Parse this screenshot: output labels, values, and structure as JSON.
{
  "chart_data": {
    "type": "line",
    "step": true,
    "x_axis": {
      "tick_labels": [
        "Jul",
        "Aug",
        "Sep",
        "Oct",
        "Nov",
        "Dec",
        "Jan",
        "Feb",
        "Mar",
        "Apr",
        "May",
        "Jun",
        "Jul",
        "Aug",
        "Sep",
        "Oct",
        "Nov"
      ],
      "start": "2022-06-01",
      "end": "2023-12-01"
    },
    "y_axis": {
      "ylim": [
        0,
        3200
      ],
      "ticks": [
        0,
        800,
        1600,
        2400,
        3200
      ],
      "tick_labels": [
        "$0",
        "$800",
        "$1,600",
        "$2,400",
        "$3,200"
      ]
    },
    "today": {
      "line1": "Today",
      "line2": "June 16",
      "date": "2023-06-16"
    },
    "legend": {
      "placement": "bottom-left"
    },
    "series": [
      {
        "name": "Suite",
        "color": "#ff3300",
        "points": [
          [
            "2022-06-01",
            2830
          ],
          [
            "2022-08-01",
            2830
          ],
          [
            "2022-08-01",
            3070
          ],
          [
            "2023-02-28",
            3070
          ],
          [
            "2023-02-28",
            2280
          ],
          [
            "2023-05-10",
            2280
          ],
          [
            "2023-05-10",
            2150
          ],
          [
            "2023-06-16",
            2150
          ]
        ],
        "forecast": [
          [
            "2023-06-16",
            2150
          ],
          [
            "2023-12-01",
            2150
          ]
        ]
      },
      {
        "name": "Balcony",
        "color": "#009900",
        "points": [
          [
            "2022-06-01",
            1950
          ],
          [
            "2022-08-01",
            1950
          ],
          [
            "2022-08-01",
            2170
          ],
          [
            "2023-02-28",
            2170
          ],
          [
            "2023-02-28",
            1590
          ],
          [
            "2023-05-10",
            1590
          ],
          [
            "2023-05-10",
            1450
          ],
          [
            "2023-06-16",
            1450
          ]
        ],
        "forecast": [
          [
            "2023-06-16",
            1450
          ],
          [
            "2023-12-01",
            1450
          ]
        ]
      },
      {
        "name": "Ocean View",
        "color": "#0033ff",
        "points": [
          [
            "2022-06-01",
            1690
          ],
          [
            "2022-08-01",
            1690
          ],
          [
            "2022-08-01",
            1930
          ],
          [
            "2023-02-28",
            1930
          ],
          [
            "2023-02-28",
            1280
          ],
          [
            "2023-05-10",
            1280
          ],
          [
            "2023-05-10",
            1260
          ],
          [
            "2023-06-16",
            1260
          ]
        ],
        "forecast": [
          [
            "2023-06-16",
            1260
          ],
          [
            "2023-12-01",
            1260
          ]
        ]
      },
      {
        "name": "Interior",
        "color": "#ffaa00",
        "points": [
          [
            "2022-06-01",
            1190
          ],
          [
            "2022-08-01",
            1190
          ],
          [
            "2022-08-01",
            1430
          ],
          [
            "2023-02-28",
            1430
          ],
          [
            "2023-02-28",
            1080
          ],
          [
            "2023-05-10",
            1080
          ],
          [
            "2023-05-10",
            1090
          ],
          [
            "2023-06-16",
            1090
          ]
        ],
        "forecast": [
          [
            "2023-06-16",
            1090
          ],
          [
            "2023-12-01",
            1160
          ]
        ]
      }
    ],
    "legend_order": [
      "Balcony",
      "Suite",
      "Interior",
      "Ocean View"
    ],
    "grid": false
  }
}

### STATED GOAL:
Every line above should be written out again exactly as it stands.

### SOLUTION:
Parse this screenshot: output labels, values, and structure as JSON.
{
  "chart_data": {
    "type": "line",
    "step": true,
    "x_axis": {
      "tick_labels": [
        "Jul",
        "Aug",
        "Sep",
        "Oct",
        "Nov",
        "Dec",
        "Jan",
        "Feb",
        "Mar",
        "Apr",
        "May",
        "Jun",
        "Jul",
        "Aug",
        "Sep",
        "Oct",
        "Nov"
      ],
      "start": "2022-06-01",
      "end": "2023-12-01"
    },
    "y_axis": {
      "ylim": [
        0,
        3200
      ],
      "ticks": [
        0,
        800,
        1600,
        2400,
        3200
      ],
      "tick_labels": [
        "$0",
        "$800",
        "$1,600",
        "$2,400",
        "$3,200"
      ]
    },
    "today": {
      "line1": "Today",
      "line2": "June 16",
      "date": "2023-06-16"
    },
    "legend": {
      "placement": "bottom-left"
    },
    "series": [
      {
        "name": "Suite",
        "color": "#ff3300",
        "points": [
          [
            "2022-06-01",
            2830
          ],
          [
            "2022-08-01",
            2830
          ],
          [
            "2022-08-01",
            3070
          ],
          [
            "2023-02-28",
            3070
          ],
          [
            "2023-02-28",
            2280
          ],
          [
            "2023-05-10",
            2280
          ],
          [
            "2023-05-10",
            2150
          ],
          [
            "2023-06-16",
            2150
          ]
        ],
        "forecast": [
          [
            "2023-06-16",
            2150
          ],
          [
            "2023-12-01",
            2150
          ]
        ]
      },
      {
        "name": "Balcony",
        "color": "#009900",
        "points": [
          [
            "2022-06-01",
            1950
          ],
          [
            "2022-08-01",
            1950
          ],
          [
            "2022-08-01",
            2170
          ],
          [
            "2023-02-28",
            2170
          ],
          [
            "2023-02-28",
            1590
          ],
          [
            "2023-05-10",
            1590
          ],
          [
            "2023-05-10",
            1450
          ],
          [
            "2023-06-16",
            1450
          ]
        ],
        "forecast": [
          [
            "2023-06-16",
            1450
          ],
          [
            "2023-12-01",
            1450
          ]
        ]
      },
      {
        "name": "Ocean View",
        "color": "#0033ff",
        "points": [
          [
            "2022-06-01",
            1690
          ],
          [
            "2022-08-01",
            1690
          ],
          [
            "2022-08-01",
            1930
          ],
          [
            "2023-02-28",
            1930
          ],
          [
            "2023-02-28",
            1280
          ],
          [
            "2023-05-10",
            1280
          ],
          [
            "2023-05-10",
            1260
          ],
          [
            "2023-06-16",
            1260
          ]
        ],
        "forecast": [
          [
            "2023-06-16",
            1260
          ],
          [
            "2023-12-01",
            1260
          ]
        ]
      },
      {
        "name": "Interior",
        "color": "#ffaa00",
        "points": [
          [
            "2022-06-01",
            1190
          ],
          [
            "2022-08-01",
            1190
          ],
          [
            "2022-08-01",
            1430
          ],
          [
            "2023-02-28",
            1430
          ],
          [
            "2023-02-28",
            1080
          ],
          [
            "2023-05-10",
            1080
          ],
          [
            "2023-05-10",
            1090
          ],
          [
            "2023-06-16",
            1090
          ]
        ],
        "forecast": [
          [
            "2023-06-16",
            1090
          ],
          [
            "2023-12-01",
            1160
          ]
        ]
      }
    ],
    "legend_order": [
      "Balcony",
      "Suite",
      "Interior",
      "Ocean View"
    ],
    "grid": false
  }
}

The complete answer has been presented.